----- GIVEN RECORDS
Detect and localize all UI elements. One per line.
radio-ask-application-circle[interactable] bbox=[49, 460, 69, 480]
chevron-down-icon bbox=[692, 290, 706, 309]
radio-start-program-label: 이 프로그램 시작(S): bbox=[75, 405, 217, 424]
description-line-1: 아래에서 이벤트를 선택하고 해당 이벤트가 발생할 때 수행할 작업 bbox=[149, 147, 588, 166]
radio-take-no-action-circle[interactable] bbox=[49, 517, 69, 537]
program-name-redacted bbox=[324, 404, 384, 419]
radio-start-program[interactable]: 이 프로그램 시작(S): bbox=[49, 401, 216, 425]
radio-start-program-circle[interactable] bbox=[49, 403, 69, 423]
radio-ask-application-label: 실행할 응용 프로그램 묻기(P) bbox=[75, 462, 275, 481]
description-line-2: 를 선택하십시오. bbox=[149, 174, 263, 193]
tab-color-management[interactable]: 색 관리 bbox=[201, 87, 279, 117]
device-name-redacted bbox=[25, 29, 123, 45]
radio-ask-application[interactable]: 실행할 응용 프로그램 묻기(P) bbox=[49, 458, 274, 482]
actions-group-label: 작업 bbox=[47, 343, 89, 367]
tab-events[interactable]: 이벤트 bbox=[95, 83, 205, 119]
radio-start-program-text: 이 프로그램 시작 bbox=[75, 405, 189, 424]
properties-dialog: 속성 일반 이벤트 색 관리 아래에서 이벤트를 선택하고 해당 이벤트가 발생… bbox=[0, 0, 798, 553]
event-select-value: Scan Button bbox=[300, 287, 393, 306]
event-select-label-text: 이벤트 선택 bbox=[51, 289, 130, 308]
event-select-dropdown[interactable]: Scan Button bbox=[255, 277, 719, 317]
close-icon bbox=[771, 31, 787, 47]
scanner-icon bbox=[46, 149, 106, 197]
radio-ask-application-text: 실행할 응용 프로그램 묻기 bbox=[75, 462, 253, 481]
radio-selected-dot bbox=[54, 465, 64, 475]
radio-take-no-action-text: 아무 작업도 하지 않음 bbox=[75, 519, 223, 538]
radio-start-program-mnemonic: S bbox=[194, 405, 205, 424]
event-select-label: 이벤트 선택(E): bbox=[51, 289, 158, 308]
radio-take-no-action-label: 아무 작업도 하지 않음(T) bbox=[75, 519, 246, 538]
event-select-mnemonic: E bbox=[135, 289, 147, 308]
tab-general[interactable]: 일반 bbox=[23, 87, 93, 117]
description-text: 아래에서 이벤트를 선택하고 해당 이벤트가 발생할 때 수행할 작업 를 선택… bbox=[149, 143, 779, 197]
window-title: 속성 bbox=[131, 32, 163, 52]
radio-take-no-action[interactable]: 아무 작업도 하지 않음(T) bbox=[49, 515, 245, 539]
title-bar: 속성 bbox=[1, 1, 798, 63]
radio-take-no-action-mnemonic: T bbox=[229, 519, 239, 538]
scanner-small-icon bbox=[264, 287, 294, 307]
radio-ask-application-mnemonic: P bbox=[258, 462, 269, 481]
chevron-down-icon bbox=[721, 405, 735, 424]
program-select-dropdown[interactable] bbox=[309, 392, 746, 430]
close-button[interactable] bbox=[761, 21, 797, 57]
----------
Rewrite every line of the items above with "Scan Button" changed to "Copy Button", leaving everything else untouched.

**WORKED SOLUTION:**
Detect and localize all UI elements. One per line.
radio-ask-application-circle[interactable] bbox=[49, 460, 69, 480]
chevron-down-icon bbox=[692, 290, 706, 309]
radio-start-program-label: 이 프로그램 시작(S): bbox=[75, 405, 217, 424]
description-line-1: 아래에서 이벤트를 선택하고 해당 이벤트가 발생할 때 수행할 작업 bbox=[149, 147, 588, 166]
radio-take-no-action-circle[interactable] bbox=[49, 517, 69, 537]
program-name-redacted bbox=[324, 404, 384, 419]
radio-start-program[interactable]: 이 프로그램 시작(S): bbox=[49, 401, 216, 425]
radio-start-program-circle[interactable] bbox=[49, 403, 69, 423]
radio-ask-application-label: 실행할 응용 프로그램 묻기(P) bbox=[75, 462, 275, 481]
description-line-2: 를 선택하십시오. bbox=[149, 174, 263, 193]
tab-color-management[interactable]: 색 관리 bbox=[201, 87, 279, 117]
device-name-redacted bbox=[25, 29, 123, 45]
radio-ask-application[interactable]: 실행할 응용 프로그램 묻기(P) bbox=[49, 458, 274, 482]
actions-group-label: 작업 bbox=[47, 343, 89, 367]
tab-events[interactable]: 이벤트 bbox=[95, 83, 205, 119]
radio-start-program-text: 이 프로그램 시작 bbox=[75, 405, 189, 424]
properties-dialog: 속성 일반 이벤트 색 관리 아래에서 이벤트를 선택하고 해당 이벤트가 발생… bbox=[0, 0, 798, 553]
event-select-value: Copy Button bbox=[300, 287, 393, 306]
event-select-label-text: 이벤트 선택 bbox=[51, 289, 130, 308]
event-select-dropdown[interactable]: Copy Button bbox=[255, 277, 719, 317]
close-icon bbox=[771, 31, 787, 47]
scanner-icon bbox=[46, 149, 106, 197]
radio-ask-application-text: 실행할 응용 프로그램 묻기 bbox=[75, 462, 253, 481]
radio-selected-dot bbox=[54, 465, 64, 475]
radio-take-no-action-text: 아무 작업도 하지 않음 bbox=[75, 519, 223, 538]
radio-start-program-mnemonic: S bbox=[194, 405, 205, 424]
event-select-label: 이벤트 선택(E): bbox=[51, 289, 158, 308]
radio-take-no-action-label: 아무 작업도 하지 않음(T) bbox=[75, 519, 246, 538]
event-select-mnemonic: E bbox=[135, 289, 147, 308]
tab-general[interactable]: 일반 bbox=[23, 87, 93, 117]
description-text: 아래에서 이벤트를 선택하고 해당 이벤트가 발생할 때 수행할 작업 를 선택… bbox=[149, 143, 779, 197]
window-title: 속성 bbox=[131, 32, 163, 52]
radio-take-no-action[interactable]: 아무 작업도 하지 않음(T) bbox=[49, 515, 245, 539]
title-bar: 속성 bbox=[1, 1, 798, 63]
radio-take-no-action-mnemonic: T bbox=[229, 519, 239, 538]
scanner-small-icon bbox=[264, 287, 294, 307]
radio-ask-application-mnemonic: P bbox=[258, 462, 269, 481]
chevron-down-icon bbox=[721, 405, 735, 424]
program-select-dropdown[interactable] bbox=[309, 392, 746, 430]
close-button[interactable] bbox=[761, 21, 797, 57]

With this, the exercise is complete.